* **What you have to do**
Please write out every line of the records again, replacing "x-tick-label" with "date-label" each time it occurs and changing nothing else. Omit the pictures from your answer.

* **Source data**
* * * * *

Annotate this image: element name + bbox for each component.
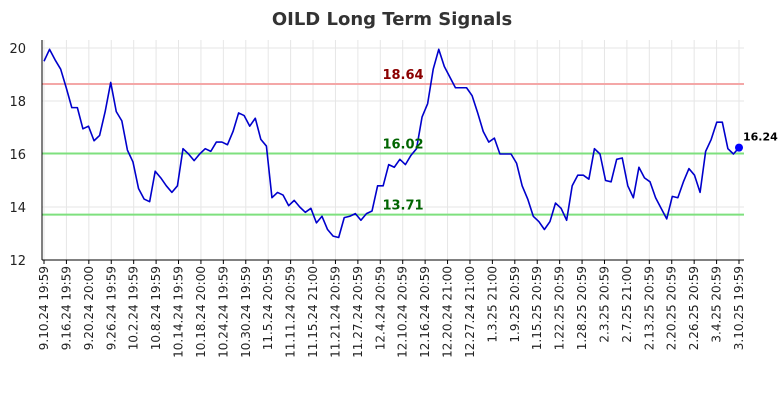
grid-lines bbox=[42, 40, 744, 261]
x-tick-label: 10.14.24 19:59 bbox=[172, 266, 186, 358]
y-tick-label: 18 bbox=[9, 95, 26, 110]
x-tick-label: 11.5.24 20:59 bbox=[261, 266, 275, 350]
last-point-marker bbox=[735, 143, 743, 152]
x-tick-label: 11.27.24 20:59 bbox=[351, 266, 365, 358]
x-tick-label: 1.3.25 21:00 bbox=[485, 266, 499, 343]
x-tick-label: 1.28.25 20:59 bbox=[575, 266, 589, 350]
last-point-label: 16.24 bbox=[743, 131, 778, 144]
chart-title: OILD Long Term Signals bbox=[272, 9, 512, 30]
price-line bbox=[43, 48, 740, 239]
price-series bbox=[43, 48, 740, 239]
y-axis-ticks: 12 14 16 18 20 bbox=[9, 42, 26, 269]
y-tick-label: 12 bbox=[9, 254, 26, 269]
x-tick-label: 10.30.24 19:59 bbox=[239, 266, 253, 358]
x-tick-label: 10.24.24 19:59 bbox=[216, 266, 230, 358]
x-tick-label: 9.26.24 19:59 bbox=[104, 266, 118, 350]
signal-label-18.64: 18.64 bbox=[382, 68, 423, 83]
x-tick-label: 12.10.24 20:59 bbox=[396, 266, 410, 358]
signal-labels: 18.64 16.02 13.71 bbox=[382, 68, 423, 214]
x-tick-label: 9.20.24 20:00 bbox=[82, 266, 96, 350]
y-tick-label: 20 bbox=[9, 42, 26, 57]
x-tick-label: 3.10.25 19:59 bbox=[732, 266, 746, 350]
last-point: 16.24 bbox=[735, 131, 778, 152]
x-tick-label: 3.4.25 20:59 bbox=[710, 266, 724, 343]
x-tick-label: 12.4.24 20:59 bbox=[373, 266, 387, 350]
x-tick-label: 10.8.24 19:59 bbox=[149, 266, 163, 350]
x-tick-label: 2.13.25 20:59 bbox=[642, 266, 656, 350]
x-tick-label: 11.11.24 20:59 bbox=[284, 266, 298, 358]
x-tick-label: 2.20.25 20:59 bbox=[665, 266, 679, 350]
x-tick-label: 1.9.25 20:59 bbox=[508, 266, 522, 343]
x-tick-label: 10.18.24 20:00 bbox=[194, 266, 208, 358]
x-tick-label: 12.20.24 21:00 bbox=[441, 266, 455, 358]
x-tick-label: 2.26.25 20:59 bbox=[687, 266, 701, 350]
signal-label-13.71: 13.71 bbox=[382, 199, 423, 214]
x-tick-label: 11.15.24 21:00 bbox=[306, 266, 320, 358]
x-tick-label: 9.10.24 19:59 bbox=[37, 266, 51, 350]
y-tick-label: 16 bbox=[9, 148, 26, 163]
signal-label-16.02: 16.02 bbox=[382, 137, 423, 152]
x-axis-ticks: 9.10.24 19:59 9.16.24 19:59 9.20.24 20:00 9… bbox=[37, 260, 746, 358]
x-tick-label: 10.2.24 19:59 bbox=[127, 266, 141, 350]
x-tick-label: 12.16.24 20:59 bbox=[418, 266, 432, 358]
signal-lines bbox=[42, 83, 744, 216]
x-tick-label: 1.22.25 20:59 bbox=[553, 266, 567, 350]
x-tick-label: 1.15.25 20:59 bbox=[530, 266, 544, 350]
y-tick-label: 14 bbox=[9, 201, 26, 216]
x-tick-label: 2.7.25 21:00 bbox=[620, 266, 634, 343]
x-tick-label: 11.21.24 20:59 bbox=[328, 266, 342, 358]
x-tick-label: 9.16.24 19:59 bbox=[59, 266, 73, 350]
x-tick-label: 12.27.24 21:00 bbox=[463, 266, 477, 358]
x-tick-label: 2.3.25 20:59 bbox=[597, 266, 611, 343]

* * * * *

* **The completed task**
Annotate this image: element name + bbox for each component.
grid-lines bbox=[42, 40, 744, 261]
date-label: 10.14.24 19:59 bbox=[172, 266, 186, 358]
y-tick-label: 18 bbox=[9, 95, 26, 110]
date-label: 11.5.24 20:59 bbox=[261, 266, 275, 350]
last-point-marker bbox=[735, 143, 743, 152]
date-label: 11.27.24 20:59 bbox=[351, 266, 365, 358]
date-label: 1.3.25 21:00 bbox=[485, 266, 499, 343]
date-label: 1.28.25 20:59 bbox=[575, 266, 589, 350]
last-point-label: 16.24 bbox=[743, 131, 778, 144]
chart-title: OILD Long Term Signals bbox=[272, 9, 512, 30]
price-line bbox=[43, 48, 740, 239]
price-series bbox=[43, 48, 740, 239]
y-axis-ticks: 12 14 16 18 20 bbox=[9, 42, 26, 269]
y-tick-label: 12 bbox=[9, 254, 26, 269]
date-label: 10.30.24 19:59 bbox=[239, 266, 253, 358]
date-label: 10.24.24 19:59 bbox=[216, 266, 230, 358]
date-label: 9.26.24 19:59 bbox=[104, 266, 118, 350]
signal-label-18.64: 18.64 bbox=[382, 68, 423, 83]
date-label: 12.10.24 20:59 bbox=[396, 266, 410, 358]
signal-labels: 18.64 16.02 13.71 bbox=[382, 68, 423, 214]
date-label: 9.20.24 20:00 bbox=[82, 266, 96, 350]
y-tick-label: 20 bbox=[9, 42, 26, 57]
date-label: 3.10.25 19:59 bbox=[732, 266, 746, 350]
last-point: 16.24 bbox=[735, 131, 778, 152]
date-label: 3.4.25 20:59 bbox=[710, 266, 724, 343]
date-label: 12.4.24 20:59 bbox=[373, 266, 387, 350]
date-label: 10.8.24 19:59 bbox=[149, 266, 163, 350]
date-label: 2.13.25 20:59 bbox=[642, 266, 656, 350]
date-label: 11.11.24 20:59 bbox=[284, 266, 298, 358]
date-label: 2.20.25 20:59 bbox=[665, 266, 679, 350]
date-label: 1.9.25 20:59 bbox=[508, 266, 522, 343]
date-label: 10.18.24 20:00 bbox=[194, 266, 208, 358]
date-label: 12.20.24 21:00 bbox=[441, 266, 455, 358]
date-label: 2.26.25 20:59 bbox=[687, 266, 701, 350]
signal-label-13.71: 13.71 bbox=[382, 199, 423, 214]
date-label: 11.15.24 21:00 bbox=[306, 266, 320, 358]
date-label: 9.10.24 19:59 bbox=[37, 266, 51, 350]
y-tick-label: 16 bbox=[9, 148, 26, 163]
signal-label-16.02: 16.02 bbox=[382, 137, 423, 152]
x-axis-ticks: 9.10.24 19:59 9.16.24 19:59 9.20.24 20:00 9… bbox=[37, 260, 746, 358]
date-label: 10.2.24 19:59 bbox=[127, 266, 141, 350]
date-label: 12.16.24 20:59 bbox=[418, 266, 432, 358]
signal-lines bbox=[42, 83, 744, 216]
date-label: 1.22.25 20:59 bbox=[553, 266, 567, 350]
date-label: 1.15.25 20:59 bbox=[530, 266, 544, 350]
y-tick-label: 14 bbox=[9, 201, 26, 216]
date-label: 2.7.25 21:00 bbox=[620, 266, 634, 343]
date-label: 11.21.24 20:59 bbox=[328, 266, 342, 358]
date-label: 9.16.24 19:59 bbox=[59, 266, 73, 350]
date-label: 12.27.24 21:00 bbox=[463, 266, 477, 358]
date-label: 2.3.25 20:59 bbox=[597, 266, 611, 343]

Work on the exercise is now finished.